- **WHAT IS NEEDED**
Repeat the records exactly. Every line must match.

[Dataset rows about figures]
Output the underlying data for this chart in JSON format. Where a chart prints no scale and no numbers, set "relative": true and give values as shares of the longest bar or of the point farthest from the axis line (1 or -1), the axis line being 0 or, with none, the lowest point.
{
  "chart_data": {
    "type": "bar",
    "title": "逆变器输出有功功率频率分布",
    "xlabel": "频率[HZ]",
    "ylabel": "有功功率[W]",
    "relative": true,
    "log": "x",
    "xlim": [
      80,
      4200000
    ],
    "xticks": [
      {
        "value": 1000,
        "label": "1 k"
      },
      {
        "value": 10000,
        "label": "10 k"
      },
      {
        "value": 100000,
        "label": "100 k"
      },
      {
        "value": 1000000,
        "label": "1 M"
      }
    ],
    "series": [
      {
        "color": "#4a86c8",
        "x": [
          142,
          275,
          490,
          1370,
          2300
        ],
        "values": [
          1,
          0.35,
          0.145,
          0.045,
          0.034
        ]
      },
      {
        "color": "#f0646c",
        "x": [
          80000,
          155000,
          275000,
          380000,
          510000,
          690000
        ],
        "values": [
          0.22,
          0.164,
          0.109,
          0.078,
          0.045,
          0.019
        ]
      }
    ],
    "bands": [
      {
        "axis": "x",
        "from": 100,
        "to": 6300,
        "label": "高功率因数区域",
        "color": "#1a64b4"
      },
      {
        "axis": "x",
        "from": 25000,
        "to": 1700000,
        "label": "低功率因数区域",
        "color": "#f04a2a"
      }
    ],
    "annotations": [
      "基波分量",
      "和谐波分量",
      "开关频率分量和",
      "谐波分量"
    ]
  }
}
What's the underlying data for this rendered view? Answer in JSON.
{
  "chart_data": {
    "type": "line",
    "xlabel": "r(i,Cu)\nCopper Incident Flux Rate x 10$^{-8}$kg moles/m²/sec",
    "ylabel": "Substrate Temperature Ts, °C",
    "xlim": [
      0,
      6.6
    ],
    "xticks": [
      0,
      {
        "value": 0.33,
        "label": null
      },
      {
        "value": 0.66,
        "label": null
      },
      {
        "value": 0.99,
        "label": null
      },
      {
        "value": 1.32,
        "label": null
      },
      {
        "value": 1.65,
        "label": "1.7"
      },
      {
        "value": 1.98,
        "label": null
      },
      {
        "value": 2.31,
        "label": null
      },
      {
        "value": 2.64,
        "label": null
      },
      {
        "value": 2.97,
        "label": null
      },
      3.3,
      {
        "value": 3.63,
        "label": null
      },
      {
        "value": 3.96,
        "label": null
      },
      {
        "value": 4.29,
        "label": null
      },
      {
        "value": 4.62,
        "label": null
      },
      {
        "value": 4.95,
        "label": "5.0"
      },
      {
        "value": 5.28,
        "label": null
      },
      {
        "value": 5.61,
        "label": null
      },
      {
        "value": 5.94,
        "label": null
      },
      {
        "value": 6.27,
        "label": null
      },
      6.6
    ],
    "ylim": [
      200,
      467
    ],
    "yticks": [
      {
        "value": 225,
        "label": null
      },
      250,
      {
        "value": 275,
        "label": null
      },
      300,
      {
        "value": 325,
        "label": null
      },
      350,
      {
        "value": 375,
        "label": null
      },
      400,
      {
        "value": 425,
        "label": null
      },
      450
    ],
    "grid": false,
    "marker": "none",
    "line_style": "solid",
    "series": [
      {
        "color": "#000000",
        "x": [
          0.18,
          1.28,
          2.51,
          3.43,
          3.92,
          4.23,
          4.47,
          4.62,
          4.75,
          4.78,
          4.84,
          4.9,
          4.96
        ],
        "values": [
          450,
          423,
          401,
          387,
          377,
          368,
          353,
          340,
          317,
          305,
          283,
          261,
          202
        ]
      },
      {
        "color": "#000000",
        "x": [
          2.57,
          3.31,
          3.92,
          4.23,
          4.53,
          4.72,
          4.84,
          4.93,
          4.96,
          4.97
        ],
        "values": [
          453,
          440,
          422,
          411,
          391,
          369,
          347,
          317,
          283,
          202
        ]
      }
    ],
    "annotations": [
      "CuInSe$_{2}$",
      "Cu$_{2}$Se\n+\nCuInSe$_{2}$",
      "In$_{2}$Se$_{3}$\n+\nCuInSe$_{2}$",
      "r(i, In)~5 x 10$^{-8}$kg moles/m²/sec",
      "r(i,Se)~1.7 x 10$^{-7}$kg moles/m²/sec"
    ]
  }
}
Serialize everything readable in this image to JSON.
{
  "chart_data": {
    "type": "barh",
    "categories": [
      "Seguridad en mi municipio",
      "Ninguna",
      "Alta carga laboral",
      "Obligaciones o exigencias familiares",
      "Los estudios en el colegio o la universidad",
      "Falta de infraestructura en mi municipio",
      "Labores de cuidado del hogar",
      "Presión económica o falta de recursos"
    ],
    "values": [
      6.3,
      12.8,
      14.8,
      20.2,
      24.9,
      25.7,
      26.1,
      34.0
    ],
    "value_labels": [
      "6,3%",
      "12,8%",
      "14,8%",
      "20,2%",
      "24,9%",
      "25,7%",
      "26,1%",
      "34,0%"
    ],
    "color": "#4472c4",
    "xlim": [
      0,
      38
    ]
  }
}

- **WRITTEN SOLUTION**
Output the underlying data for this chart in JSON format. Where a chart prints no scale and no numbers, set "relative": true and give values as shares of the longest bar or of the point farthest from the axis line (1 or -1), the axis line being 0 or, with none, the lowest point.
{
  "chart_data": {
    "type": "bar",
    "title": "逆变器输出有功功率频率分布",
    "xlabel": "频率[HZ]",
    "ylabel": "有功功率[W]",
    "relative": true,
    "log": "x",
    "xlim": [
      80,
      4200000
    ],
    "xticks": [
      {
        "value": 1000,
        "label": "1 k"
      },
      {
        "value": 10000,
        "label": "10 k"
      },
      {
        "value": 100000,
        "label": "100 k"
      },
      {
        "value": 1000000,
        "label": "1 M"
      }
    ],
    "series": [
      {
        "color": "#4a86c8",
        "x": [
          142,
          275,
          490,
          1370,
          2300
        ],
        "values": [
          1,
          0.35,
          0.145,
          0.045,
          0.034
        ]
      },
      {
        "color": "#f0646c",
        "x": [
          80000,
          155000,
          275000,
          380000,
          510000,
          690000
        ],
        "values": [
          0.22,
          0.164,
          0.109,
          0.078,
          0.045,
          0.019
        ]
      }
    ],
    "bands": [
      {
        "axis": "x",
        "from": 100,
        "to": 6300,
        "label": "高功率因数区域",
        "color": "#1a64b4"
      },
      {
        "axis": "x",
        "from": 25000,
        "to": 1700000,
        "label": "低功率因数区域",
        "color": "#f04a2a"
      }
    ],
    "annotations": [
      "基波分量",
      "和谐波分量",
      "开关频率分量和",
      "谐波分量"
    ]
  }
}
What's the underlying data for this rendered view? Answer in JSON.
{
  "chart_data": {
    "type": "line",
    "xlabel": "r(i,Cu)\nCopper Incident Flux Rate x 10$^{-8}$kg moles/m²/sec",
    "ylabel": "Substrate Temperature Ts, °C",
    "xlim": [
      0,
      6.6
    ],
    "xticks": [
      0,
      {
        "value": 0.33,
        "label": null
      },
      {
        "value": 0.66,
        "label": null
      },
      {
        "value": 0.99,
        "label": null
      },
      {
        "value": 1.32,
        "label": null
      },
      {
        "value": 1.65,
        "label": "1.7"
      },
      {
        "value": 1.98,
        "label": null
      },
      {
        "value": 2.31,
        "label": null
      },
      {
        "value": 2.64,
        "label": null
      },
      {
        "value": 2.97,
        "label": null
      },
      3.3,
      {
        "value": 3.63,
        "label": null
      },
      {
        "value": 3.96,
        "label": null
      },
      {
        "value": 4.29,
        "label": null
      },
      {
        "value": 4.62,
        "label": null
      },
      {
        "value": 4.95,
        "label": "5.0"
      },
      {
        "value": 5.28,
        "label": null
      },
      {
        "value": 5.61,
        "label": null
      },
      {
        "value": 5.94,
        "label": null
      },
      {
        "value": 6.27,
        "label": null
      },
      6.6
    ],
    "ylim": [
      200,
      467
    ],
    "yticks": [
      {
        "value": 225,
        "label": null
      },
      250,
      {
        "value": 275,
        "label": null
      },
      300,
      {
        "value": 325,
        "label": null
      },
      350,
      {
        "value": 375,
        "label": null
      },
      400,
      {
        "value": 425,
        "label": null
      },
      450
    ],
    "grid": false,
    "marker": "none",
    "line_style": "solid",
    "series": [
      {
        "color": "#000000",
        "x": [
          0.18,
          1.28,
          2.51,
          3.43,
          3.92,
          4.23,
          4.47,
          4.62,
          4.75,
          4.78,
          4.84,
          4.9,
          4.96
        ],
        "values": [
          450,
          423,
          401,
          387,
          377,
          368,
          353,
          340,
          317,
          305,
          283,
          261,
          202
        ]
      },
      {
        "color": "#000000",
        "x": [
          2.57,
          3.31,
          3.92,
          4.23,
          4.53,
          4.72,
          4.84,
          4.93,
          4.96,
          4.97
        ],
        "values": [
          453,
          440,
          422,
          411,
          391,
          369,
          347,
          317,
          283,
          202
        ]
      }
    ],
    "annotations": [
      "CuInSe$_{2}$",
      "Cu$_{2}$Se\n+\nCuInSe$_{2}$",
      "In$_{2}$Se$_{3}$\n+\nCuInSe$_{2}$",
      "r(i, In)~5 x 10$^{-8}$kg moles/m²/sec",
      "r(i,Se)~1.7 x 10$^{-7}$kg moles/m²/sec"
    ]
  }
}
Serialize everything readable in this image to JSON.
{
  "chart_data": {
    "type": "barh",
    "categories": [
      "Seguridad en mi municipio",
      "Ninguna",
      "Alta carga laboral",
      "Obligaciones o exigencias familiares",
      "Los estudios en el colegio o la universidad",
      "Falta de infraestructura en mi municipio",
      "Labores de cuidado del hogar",
      "Presión económica o falta de recursos"
    ],
    "values": [
      6.3,
      12.8,
      14.8,
      20.2,
      24.9,
      25.7,
      26.1,
      34.0
    ],
    "value_labels": [
      "6,3%",
      "12,8%",
      "14,8%",
      "20,2%",
      "24,9%",
      "25,7%",
      "26,1%",
      "34,0%"
    ],
    "color": "#4472c4",
    "xlim": [
      0,
      38
    ]
  }
}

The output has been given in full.